_Instructions for the task_
From the listing below, extract every line in which the word "Contains" appears.

+++

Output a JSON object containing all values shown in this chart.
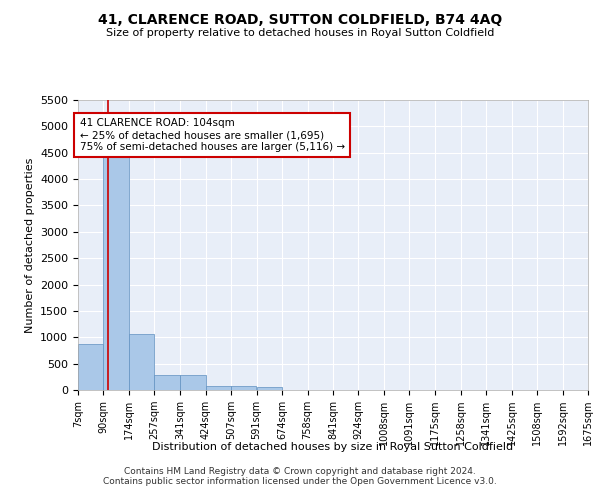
{
  "title": "41, CLARENCE ROAD, SUTTON COLDFIELD, B74 4AQ",
  "subtitle": "Size of property relative to detached houses in Royal Sutton Coldfield",
  "xlabel": "Distribution of detached houses by size in Royal Sutton Coldfield",
  "ylabel": "Number of detached properties",
  "footnote1": "Contains HM Land Registry data © Crown copyright and database right 2024.",
  "footnote2": "Contains public sector information licensed under the Open Government Licence v3.0.",
  "annotation_title": "41 CLARENCE ROAD: 104sqm",
  "annotation_line2": "← 25% of detached houses are smaller (1,695)",
  "annotation_line3": "75% of semi-detached houses are larger (5,116) →",
  "bar_color": "#aac8e8",
  "bar_edge_color": "#6090c0",
  "highlight_line_color": "#cc0000",
  "annotation_box_color": "#cc0000",
  "bg_color": "#e8eef8",
  "grid_color": "#ffffff",
  "bins": [
    7,
    90,
    174,
    257,
    341,
    424,
    507,
    591,
    674,
    758,
    841,
    924,
    1008,
    1091,
    1175,
    1258,
    1341,
    1425,
    1508,
    1592,
    1675
  ],
  "bin_labels": [
    "7sqm",
    "90sqm",
    "174sqm",
    "257sqm",
    "341sqm",
    "424sqm",
    "507sqm",
    "591sqm",
    "674sqm",
    "758sqm",
    "841sqm",
    "924sqm",
    "1008sqm",
    "1091sqm",
    "1175sqm",
    "1258sqm",
    "1341sqm",
    "1425sqm",
    "1508sqm",
    "1592sqm",
    "1675sqm"
  ],
  "bar_heights": [
    880,
    4580,
    1060,
    290,
    290,
    80,
    80,
    50,
    0,
    0,
    0,
    0,
    0,
    0,
    0,
    0,
    0,
    0,
    0,
    0
  ],
  "property_size": 104,
  "ylim": [
    0,
    5500
  ],
  "yticks": [
    0,
    500,
    1000,
    1500,
    2000,
    2500,
    3000,
    3500,
    4000,
    4500,
    5000,
    5500
  ]
}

+++

_The response_
  "footnote1": "Contains HM Land Registry data © Crown copyright and database right 2024.",
  "footnote2": "Contains public sector information licensed under the Open Government Licence v3.0.",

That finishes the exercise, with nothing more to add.